#### [Aim]
Reproduce the listing below without changes, except that pictures are left out.

#### [Information provided]

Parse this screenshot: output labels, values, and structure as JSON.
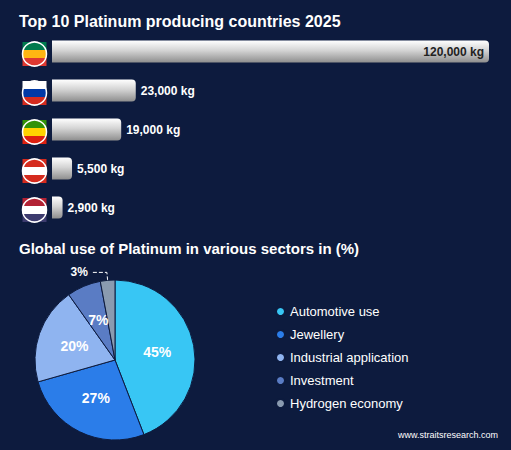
{
  "chart_data": [
    {
      "type": "bar",
      "title": "Top 10 Platinum producing countries 2025",
      "orientation": "horizontal",
      "categories": [
        null,
        null,
        null,
        null,
        null
      ],
      "values": [
        120000,
        23000,
        19000,
        5500,
        2900
      ],
      "value_labels": [
        "120,000 kg",
        "23,000 kg",
        "19,000 kg",
        "5,500 kg",
        "2,900 kg"
      ],
      "color": "#d4d4d4",
      "xlim": [
        0,
        120000
      ],
      "xticks": [
        0,
        120000
      ],
      "tick_labels": false,
      "grid": false,
      "data_labels": true
    },
    {
      "type": "pie",
      "title": "Global use of Platinum in various sectors in (%)",
      "categories": [
        "Automotive use",
        "Jewellery",
        "Industrial application",
        "Investment",
        "Hydrogen economy"
      ],
      "values": [
        45,
        27,
        20,
        7,
        3
      ],
      "value_labels": [
        "45%",
        "27%",
        "20%",
        "7%",
        "3%"
      ],
      "colors": [
        "#38c6f4",
        "#2b7de9",
        "#8fb4f0",
        "#5a7cc4",
        "#8a9bb0"
      ],
      "legend": "right",
      "data_labels": true,
      "annotations": [
        "www.straitsresearch.com"
      ]
    }
  ]
}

#### [Problem solution]
Parse this screenshot: output labels, values, and structure as JSON.
{
  "chart_data": [
    {
      "type": "bar",
      "title": "Top 10 Platinum producing countries 2025",
      "orientation": "horizontal",
      "categories": [
        null,
        null,
        null,
        null,
        null
      ],
      "values": [
        120000,
        23000,
        19000,
        5500,
        2900
      ],
      "value_labels": [
        "120,000 kg",
        "23,000 kg",
        "19,000 kg",
        "5,500 kg",
        "2,900 kg"
      ],
      "color": "#d4d4d4",
      "xlim": [
        0,
        120000
      ],
      "xticks": [
        0,
        120000
      ],
      "tick_labels": false,
      "grid": false,
      "data_labels": true
    },
    {
      "type": "pie",
      "title": "Global use of Platinum in various sectors in (%)",
      "categories": [
        "Automotive use",
        "Jewellery",
        "Industrial application",
        "Investment",
        "Hydrogen economy"
      ],
      "values": [
        45,
        27,
        20,
        7,
        3
      ],
      "value_labels": [
        "45%",
        "27%",
        "20%",
        "7%",
        "3%"
      ],
      "colors": [
        "#38c6f4",
        "#2b7de9",
        "#8fb4f0",
        "#5a7cc4",
        "#8a9bb0"
      ],
      "legend": "right",
      "data_labels": true,
      "annotations": [
        "www.straitsresearch.com"
      ]
    }
  ]
}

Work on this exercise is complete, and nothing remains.